Tras
la muerte de Nerón, el último emperador de la dinastía Julio-Claudia, siguió un
breve interregno que protagonizó en primer lugar Galba, un aristócrata que
quizá por haber pasado la mayor parte de su vida pisando barro en las campañas
militares, quiso resarcirse al llegar al poder, entregándose al lujo y los
placeres. Nada más ser proclamado emperador, ordenó que todos los que habían
recibido donaciones de Nerón las devolvieran al Estado. Un error que le costó
la vida, pues los principales beneficiados por Nerón habían sido los miembros
de la guardia pretoriana, que tenían ya alguna práctica en asesinar al
emperador de turno para proclamar al siguiente. Galba duró tres meses en el
trono.

——

## CONSIGNA
Continúa, por favor, el fragmento sobre Galba y la sucesión de Nerón a partir de su última frase. El listado es material aparte, independiente del fragmento.

## MATERIAL PROPORCIONADO
——

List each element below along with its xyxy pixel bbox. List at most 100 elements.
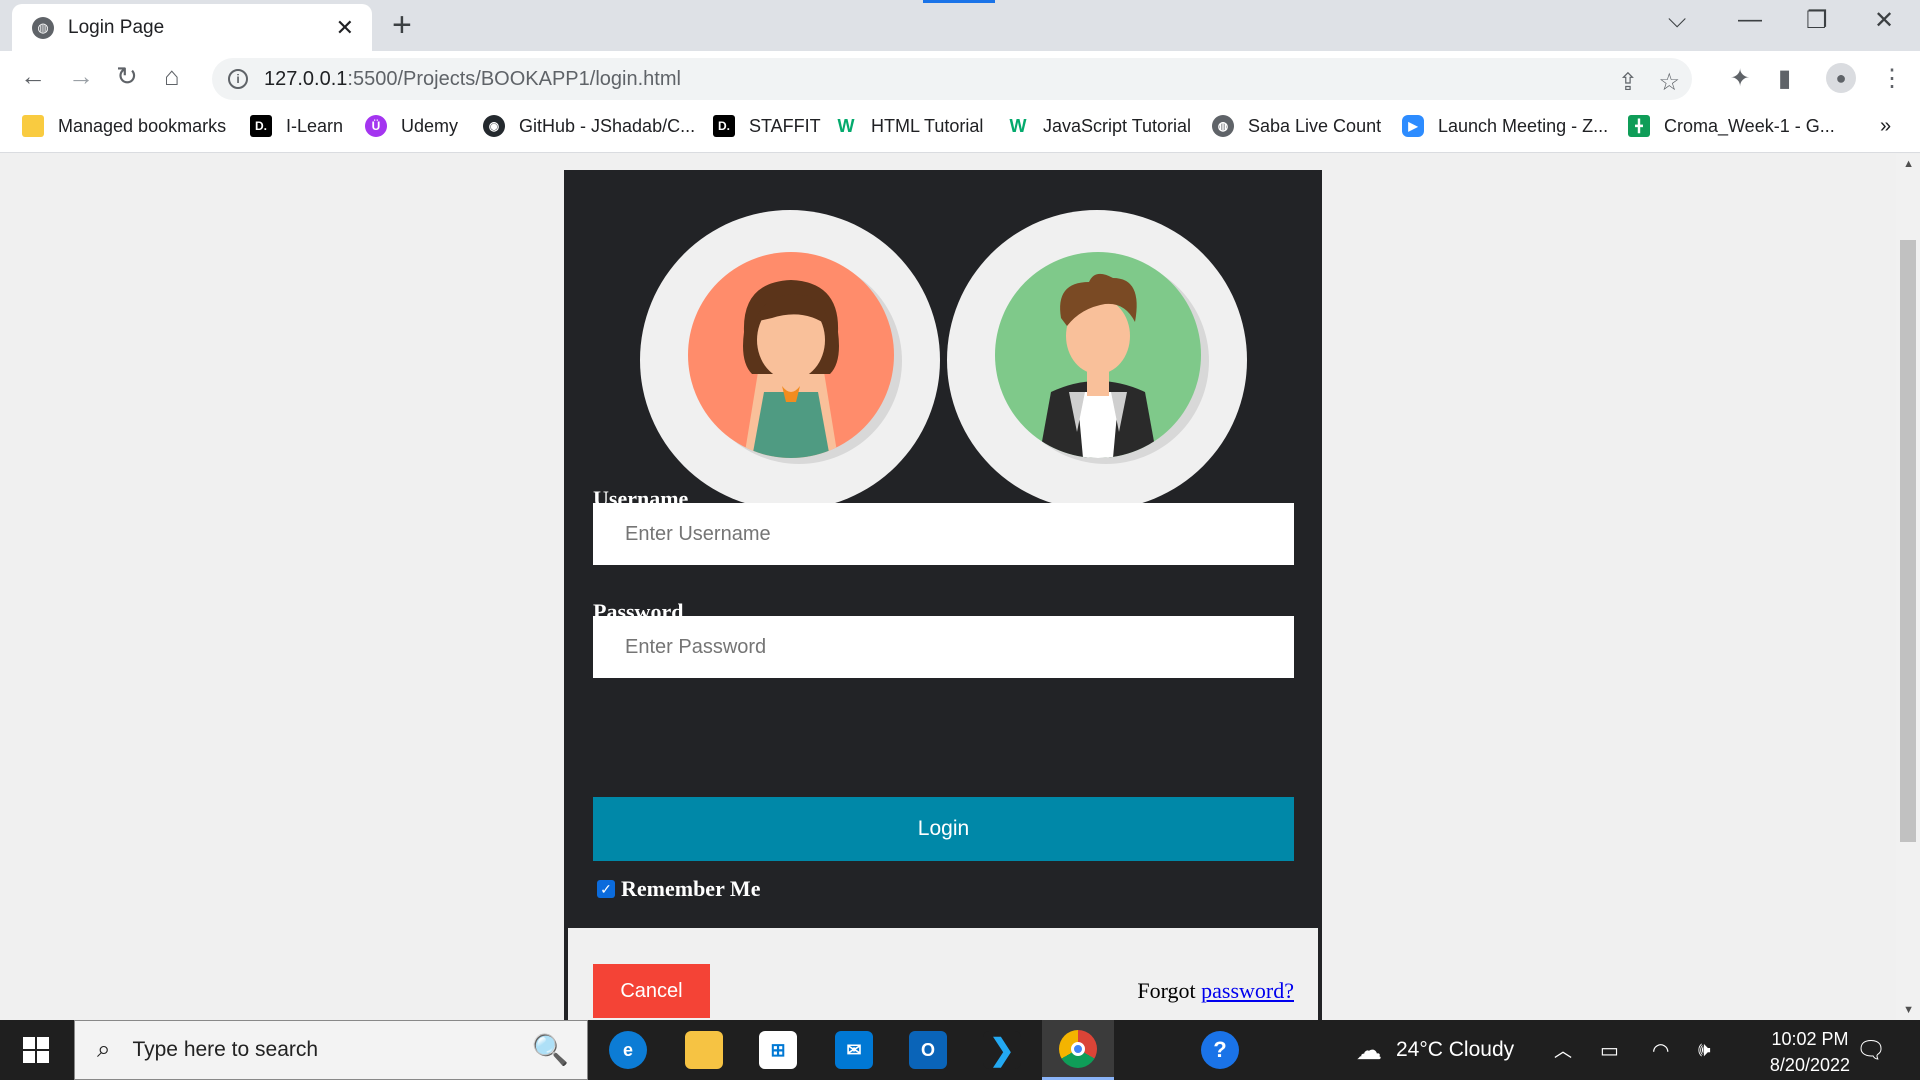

——

## RESPUESTA
Los
mercenarios le decapitaron, le descuartizaron y proclamaron sucesor a Otón, una
especie de banquero y asesor de finanzas de los pretorianos, vagamente
emparentado con la nobleza, a quien podían manejar a su antojo. Los habitantes
de la Urbe que ya debían estar acostumbrados a estas cosas, lo admitieron como
si fuera lo más natural. Sin embargo, en las provincias todavía quedaban
romanos con principios que no estaban dispuestos a tolerar aquello. Dos generales
se aprestaron a salvar la patria para de paso, acceder al trono, claro. Uno era
Aulo Vitelio procónsul de Germania. El otro, Tito Flavio Vespasiano, que comandaba
las tropas en Egipto.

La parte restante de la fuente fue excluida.